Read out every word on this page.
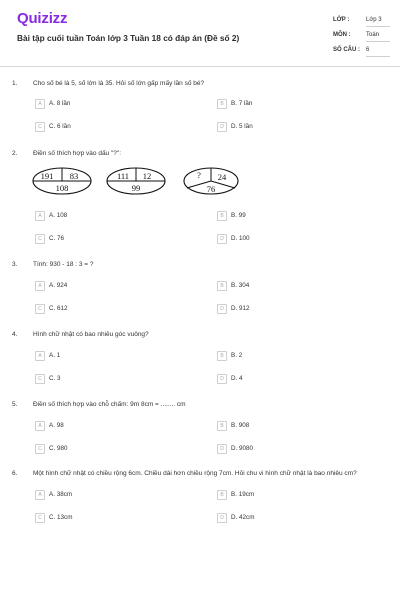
Quizizz
Bài tập cuối tuần Toán lớp 3 Tuần 18 có đáp án (Đề số 2)
LỚP :	Lớp 3
MÔN :	Toán
SỐ CÂU : 6
1. Cho số bé là 5, số lớn là 35. Hỏi số lớn gấp mấy lần số bé?
A	A. 8 lần	B	B. 7 lần
C	C. 6 lần	D	D. 5 lần
2. Điền số thích hợp vào dấu "?":
191 83
108
111 12
99
? 24
76
A	A. 108	B	B. 99
C	C. 76	D	D. 100
3. Tính: 930 - 18 : 3 = ?
A	A. 924	B	B. 304
C	C. 612	D	D. 912
4. Hình chữ nhật có bao nhiêu góc vuông?
A	A. 1	B	B. 2
C	C. 3	D	D. 4
5. Điền số thích hợp vào chỗ chấm: 9m 8cm = ........ cm
A	A. 98	B	B. 908
C	C. 980	D	D. 9080
6. Một hình chữ nhật có chiều rộng 6cm. Chiều dài hơn chiều rộng 7cm. Hỏi chu vi hình chữ nhật là bao nhiêu cm?
A	A. 38cm	B	B. 19cm
C	C. 13cm	D	D. 42cm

What the task asks -> Write the records out once more, exactly as they appear, with no pictures.

Task response ->
Read out every word on this page.
Quizizz
Bài tập cuối tuần Toán lớp 3 Tuần 18 có đáp án (Đề số 2)
LỚP :	Lớp 3
MÔN :	Toán
SỐ CÂU : 6
1. Cho số bé là 5, số lớn là 35. Hỏi số lớn gấp mấy lần số bé?
A	A. 8 lần	B	B. 7 lần
C	C. 6 lần	D	D. 5 lần
2. Điền số thích hợp vào dấu "?":
191 83
108
111 12
99
? 24
76
A	A. 108	B	B. 99
C	C. 76	D	D. 100
3. Tính: 930 - 18 : 3 = ?
A	A. 924	B	B. 304
C	C. 612	D	D. 912
4. Hình chữ nhật có bao nhiêu góc vuông?
A	A. 1	B	B. 2
C	C. 3	D	D. 4
5. Điền số thích hợp vào chỗ chấm: 9m 8cm = ........ cm
A	A. 98	B	B. 908
C	C. 980	D	D. 9080
6. Một hình chữ nhật có chiều rộng 6cm. Chiều dài hơn chiều rộng 7cm. Hỏi chu vi hình chữ nhật là bao nhiêu cm?
A	A. 38cm	B	B. 19cm
C	C. 13cm	D	D. 42cm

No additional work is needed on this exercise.